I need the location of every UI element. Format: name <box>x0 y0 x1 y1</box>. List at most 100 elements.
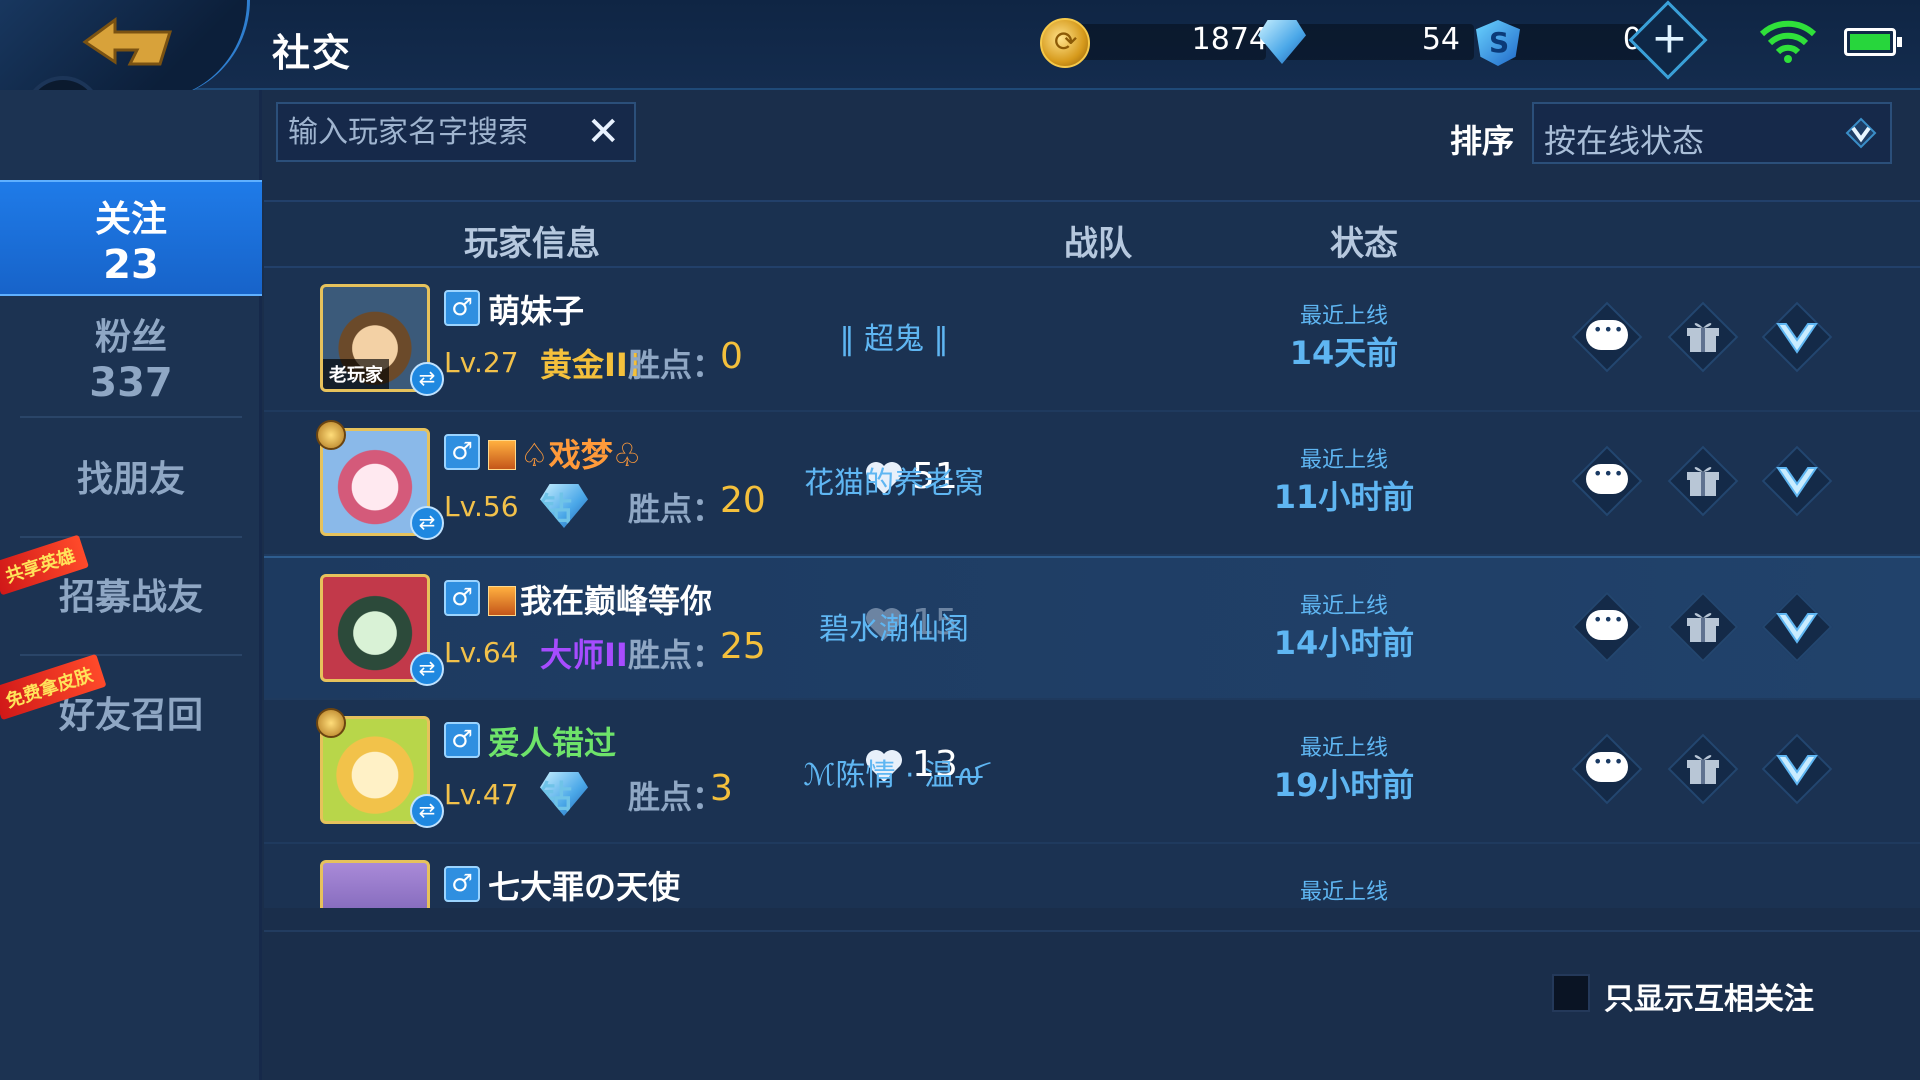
search-box: ✕ <box>276 102 636 162</box>
chat-button[interactable] <box>1571 733 1643 805</box>
sidebar-item-label: 粉丝 <box>94 317 167 358</box>
rank-tier: 钻石III <box>540 484 588 528</box>
team-name[interactable]: 碧水潮仙阁 <box>704 604 1084 648</box>
mutual-only-label[interactable]: 只显示互相关注 <box>1604 974 1814 1018</box>
gift-icon <box>1687 613 1719 642</box>
guild-badge-icon <box>488 440 516 470</box>
gold-counter: 1874 <box>1040 18 1268 68</box>
player-level: Lv.27 <box>444 346 519 379</box>
gift-button[interactable] <box>1667 591 1739 663</box>
table-row[interactable]: ♂ 七大罪の天使 最近上线 <box>264 844 1920 908</box>
status-title: 最近上线 <box>1299 594 1388 619</box>
status-time: 14小时前 <box>1273 624 1415 662</box>
player-name: 萌妹子 <box>488 292 585 330</box>
diamond-value: 54 <box>1421 22 1460 57</box>
chat-button[interactable] <box>1571 591 1643 663</box>
rank-medal-icon <box>316 708 346 738</box>
male-icon: ♂ <box>444 434 480 470</box>
player-name: 我在巅峰等你 <box>488 576 712 622</box>
more-options-button[interactable] <box>1761 445 1833 517</box>
player-level: Lv.47 <box>444 778 519 811</box>
swap-icon: ⇄ <box>410 652 444 686</box>
status-title: 最近上线 <box>1299 448 1388 473</box>
swap-icon: ⇄ <box>410 794 444 828</box>
status-title: 最近上线 <box>1299 880 1388 905</box>
back-arrow-icon <box>82 17 173 66</box>
status-title: 最近上线 <box>1299 304 1388 329</box>
back-button[interactable] <box>0 0 250 100</box>
sidebar-item-label: 找朋友 <box>76 459 185 500</box>
chevron-down-icon <box>1845 117 1877 149</box>
chevron-down-icon <box>1776 755 1818 786</box>
gift-icon <box>1687 323 1719 352</box>
table-row[interactable]: ⇄ ♂ ♤戏梦♧ Lv.56 钻石III 胜点： 20 51 花猫的养老窝 最近… <box>264 412 1920 556</box>
gift-icon <box>1687 755 1719 784</box>
diamond-counter: 54 <box>1258 18 1474 66</box>
gold-value: 1874 <box>1191 22 1268 57</box>
sidebar: 关注 23 粉丝 337 找朋友 招募战友 共享英雄 好友召回 免费拿皮肤 <box>0 90 262 1080</box>
more-options-button[interactable] <box>1761 301 1833 373</box>
player-level: Lv.56 <box>444 490 519 523</box>
swap-icon: ⇄ <box>410 362 444 396</box>
battery-icon <box>1844 28 1902 56</box>
gift-button[interactable] <box>1667 301 1739 373</box>
chat-bubble-icon <box>1586 610 1628 640</box>
header-team: 战队 <box>1064 224 1132 264</box>
sort-label: 排序 <box>1450 122 1515 160</box>
gift-icon <box>1687 467 1719 496</box>
chat-bubble-icon <box>1586 320 1628 350</box>
plus-icon: + <box>1650 12 1688 64</box>
status-time: 14天前 <box>1289 334 1399 372</box>
following-table: 玩家信息 战队 状态 老玩家 ⇄ ♂ 萌妹子 Lv.27 黄金III 胜点： 0… <box>264 200 1920 930</box>
header-player-info: 玩家信息 <box>464 224 600 264</box>
table-row[interactable]: 老玩家 ⇄ ♂ 萌妹子 Lv.27 黄金III 胜点： 0 ‖ 超鬼 ‖ 最近上… <box>264 268 1920 412</box>
table-row[interactable]: ⇄ ♂ 我在巅峰等你 Lv.64 大师II 胜点： 25 15 碧水潮仙阁 最近… <box>264 556 1920 700</box>
male-icon: ♂ <box>444 866 480 902</box>
close-icon[interactable]: ✕ <box>586 112 620 152</box>
rank-tier: 钻石II <box>540 772 588 816</box>
sidebar-item-fans[interactable]: 粉丝 337 <box>0 308 262 416</box>
male-icon: ♂ <box>444 580 480 616</box>
male-icon: ♂ <box>444 290 480 326</box>
avatar[interactable] <box>320 860 430 908</box>
following-count: 23 <box>103 242 159 288</box>
gold-coin-icon <box>1040 18 1090 68</box>
player-name: 七大罪の天使 <box>488 868 681 906</box>
team-name[interactable]: ℳ陈情 · 温ꫛ <box>704 746 1084 809</box>
more-options-button[interactable] <box>1761 591 1833 663</box>
search-input[interactable] <box>288 112 568 152</box>
sort-dropdown[interactable]: 按在线状态 <box>1532 102 1892 164</box>
player-name-text: ♤戏梦♧ <box>520 436 642 474</box>
chevron-down-icon <box>1776 613 1818 644</box>
swap-icon: ⇄ <box>410 506 444 540</box>
rank-tier: 黄金III <box>540 346 640 384</box>
chat-button[interactable] <box>1571 301 1643 373</box>
mutual-only-checkbox[interactable] <box>1552 974 1590 1012</box>
player-level: Lv.64 <box>444 636 519 669</box>
veteran-badge: 老玩家 <box>323 359 389 389</box>
wifi-icon <box>1759 20 1817 63</box>
fans-count: 337 <box>89 360 173 406</box>
sidebar-item-find-friends[interactable]: 找朋友 <box>0 450 262 530</box>
chat-button[interactable] <box>1571 445 1643 517</box>
sidebar-item-label: 招募战友 <box>58 577 203 618</box>
sidebar-item-label: 关注 <box>94 199 167 240</box>
gift-button[interactable] <box>1667 445 1739 517</box>
player-name: 爱人错过 <box>488 724 617 762</box>
player-name-text: 我在巅峰等你 <box>520 582 713 620</box>
gift-button[interactable] <box>1667 733 1739 805</box>
more-options-button[interactable] <box>1761 733 1833 805</box>
recharge-plus-button[interactable]: + <box>1628 0 1708 80</box>
male-icon: ♂ <box>444 722 480 758</box>
table-row[interactable]: ⇄ ♂ 爱人错过 Lv.47 钻石II 胜点： 3 13 ℳ陈情 · 温ꫛ 最近… <box>264 700 1920 844</box>
sidebar-item-following[interactable]: 关注 23 <box>0 180 262 296</box>
status-time: 19小时前 <box>1273 766 1415 804</box>
player-name: ♤戏梦♧ <box>488 430 641 476</box>
team-name[interactable]: ‖ 超鬼 ‖ <box>704 314 1084 358</box>
rank-tier: 大师II <box>540 636 628 674</box>
header-status: 状态 <box>1330 224 1398 264</box>
status-title: 最近上线 <box>1299 736 1388 761</box>
rank-medal-icon <box>316 420 346 450</box>
team-name[interactable]: 花猫的养老窝 <box>704 458 1084 502</box>
table-header: 玩家信息 战队 状态 <box>264 200 1920 268</box>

**AIM OF THE TASK:** Please reproduce every line of the material above word for word, leaving out the pictures.

**RESULT:**
I need the location of every UI element. Format: name <box>x0 y0 x1 y1</box>. List at most 100 elements.
search-box: ✕ <box>276 102 636 162</box>
chat-button[interactable] <box>1571 733 1643 805</box>
sidebar-item-label: 粉丝 <box>94 317 167 358</box>
rank-tier: 钻石III <box>540 484 588 528</box>
team-name[interactable]: 碧水潮仙阁 <box>704 604 1084 648</box>
mutual-only-label[interactable]: 只显示互相关注 <box>1604 974 1814 1018</box>
gift-icon <box>1687 613 1719 642</box>
guild-badge-icon <box>488 440 516 470</box>
gold-counter: 1874 <box>1040 18 1268 68</box>
player-level: Lv.27 <box>444 346 519 379</box>
gift-button[interactable] <box>1667 591 1739 663</box>
table-row[interactable]: ♂ 七大罪の天使 最近上线 <box>264 844 1920 908</box>
status-title: 最近上线 <box>1299 594 1388 619</box>
status-time: 14小时前 <box>1273 624 1415 662</box>
player-name: 萌妹子 <box>488 292 585 330</box>
diamond-value: 54 <box>1421 22 1460 57</box>
chat-button[interactable] <box>1571 591 1643 663</box>
rank-medal-icon <box>316 708 346 738</box>
male-icon: ♂ <box>444 434 480 470</box>
player-name: 我在巅峰等你 <box>488 576 712 622</box>
more-options-button[interactable] <box>1761 445 1833 517</box>
player-level: Lv.47 <box>444 778 519 811</box>
swap-icon: ⇄ <box>410 652 444 686</box>
status-title: 最近上线 <box>1299 448 1388 473</box>
swap-icon: ⇄ <box>410 794 444 828</box>
status-title: 最近上线 <box>1299 880 1388 905</box>
back-arrow-icon <box>82 17 173 66</box>
status-title: 最近上线 <box>1299 304 1388 329</box>
back-button[interactable] <box>0 0 250 100</box>
sidebar-item-label: 找朋友 <box>76 459 185 500</box>
chevron-down-icon <box>1845 117 1877 149</box>
chevron-down-icon <box>1776 755 1818 786</box>
gift-icon <box>1687 323 1719 352</box>
table-row[interactable]: ⇄ ♂ ♤戏梦♧ Lv.56 钻石III 胜点： 20 51 花猫的养老窝 最近… <box>264 412 1920 556</box>
gift-icon <box>1687 755 1719 784</box>
diamond-counter: 54 <box>1258 18 1474 66</box>
gold-value: 1874 <box>1191 22 1268 57</box>
sidebar: 关注 23 粉丝 337 找朋友 招募战友 共享英雄 好友召回 免费拿皮肤 <box>0 90 262 1080</box>
more-options-button[interactable] <box>1761 301 1833 373</box>
player-level: Lv.56 <box>444 490 519 523</box>
swap-icon: ⇄ <box>410 362 444 396</box>
battery-icon <box>1844 28 1902 56</box>
gift-button[interactable] <box>1667 301 1739 373</box>
chat-bubble-icon <box>1586 610 1628 640</box>
header-team: 战队 <box>1064 224 1132 264</box>
sort-label: 排序 <box>1450 122 1515 160</box>
gift-icon <box>1687 467 1719 496</box>
chat-bubble-icon <box>1586 320 1628 350</box>
plus-icon: + <box>1650 12 1688 64</box>
status-time: 14天前 <box>1289 334 1399 372</box>
following-table: 玩家信息 战队 状态 老玩家 ⇄ ♂ 萌妹子 Lv.27 黄金III 胜点： 0… <box>264 200 1920 930</box>
header-player-info: 玩家信息 <box>464 224 600 264</box>
table-row[interactable]: 老玩家 ⇄ ♂ 萌妹子 Lv.27 黄金III 胜点： 0 ‖ 超鬼 ‖ 最近上… <box>264 268 1920 412</box>
table-row[interactable]: ⇄ ♂ 我在巅峰等你 Lv.64 大师II 胜点： 25 15 碧水潮仙阁 最近… <box>264 556 1920 700</box>
male-icon: ♂ <box>444 866 480 902</box>
close-icon[interactable]: ✕ <box>586 112 620 152</box>
rank-tier: 钻石II <box>540 772 588 816</box>
sidebar-item-fans[interactable]: 粉丝 337 <box>0 308 262 416</box>
male-icon: ♂ <box>444 580 480 616</box>
male-icon: ♂ <box>444 290 480 326</box>
avatar[interactable] <box>320 860 430 908</box>
following-count: 23 <box>103 242 159 288</box>
gold-coin-icon <box>1040 18 1090 68</box>
player-name: 七大罪の天使 <box>488 868 681 906</box>
team-name[interactable]: ℳ陈情 · 温ꫛ <box>704 746 1084 809</box>
more-options-button[interactable] <box>1761 591 1833 663</box>
search-input[interactable] <box>288 112 568 152</box>
sort-dropdown[interactable]: 按在线状态 <box>1532 102 1892 164</box>
player-name-text: ♤戏梦♧ <box>520 436 642 474</box>
chevron-down-icon <box>1776 613 1818 644</box>
swap-icon: ⇄ <box>410 506 444 540</box>
rank-tier: 黄金III <box>540 346 640 384</box>
chat-button[interactable] <box>1571 301 1643 373</box>
mutual-only-checkbox[interactable] <box>1552 974 1590 1012</box>
player-level: Lv.64 <box>444 636 519 669</box>
veteran-badge: 老玩家 <box>323 359 389 389</box>
wifi-icon <box>1759 20 1817 63</box>
fans-count: 337 <box>89 360 173 406</box>
sidebar-item-find-friends[interactable]: 找朋友 <box>0 450 262 530</box>
chat-button[interactable] <box>1571 445 1643 517</box>
sidebar-item-label: 招募战友 <box>58 577 203 618</box>
sidebar-item-label: 关注 <box>94 199 167 240</box>
gift-button[interactable] <box>1667 445 1739 517</box>
player-name: 爱人错过 <box>488 724 617 762</box>
player-name-text: 我在巅峰等你 <box>520 582 713 620</box>
gift-button[interactable] <box>1667 733 1739 805</box>
more-options-button[interactable] <box>1761 733 1833 805</box>
recharge-plus-button[interactable]: + <box>1628 0 1708 80</box>
male-icon: ♂ <box>444 722 480 758</box>
table-row[interactable]: ⇄ ♂ 爱人错过 Lv.47 钻石II 胜点： 3 13 ℳ陈情 · 温ꫛ 最近… <box>264 700 1920 844</box>
sidebar-item-following[interactable]: 关注 23 <box>0 180 262 296</box>
status-time: 19小时前 <box>1273 766 1415 804</box>
player-name: ♤戏梦♧ <box>488 430 641 476</box>
team-name[interactable]: ‖ 超鬼 ‖ <box>704 314 1084 358</box>
rank-tier: 大师II <box>540 636 628 674</box>
header-status: 状态 <box>1330 224 1398 264</box>
status-title: 最近上线 <box>1299 736 1388 761</box>
rank-medal-icon <box>316 420 346 450</box>
team-name[interactable]: 花猫的养老窝 <box>704 458 1084 502</box>
table-header: 玩家信息 战队 状态 <box>264 200 1920 268</box>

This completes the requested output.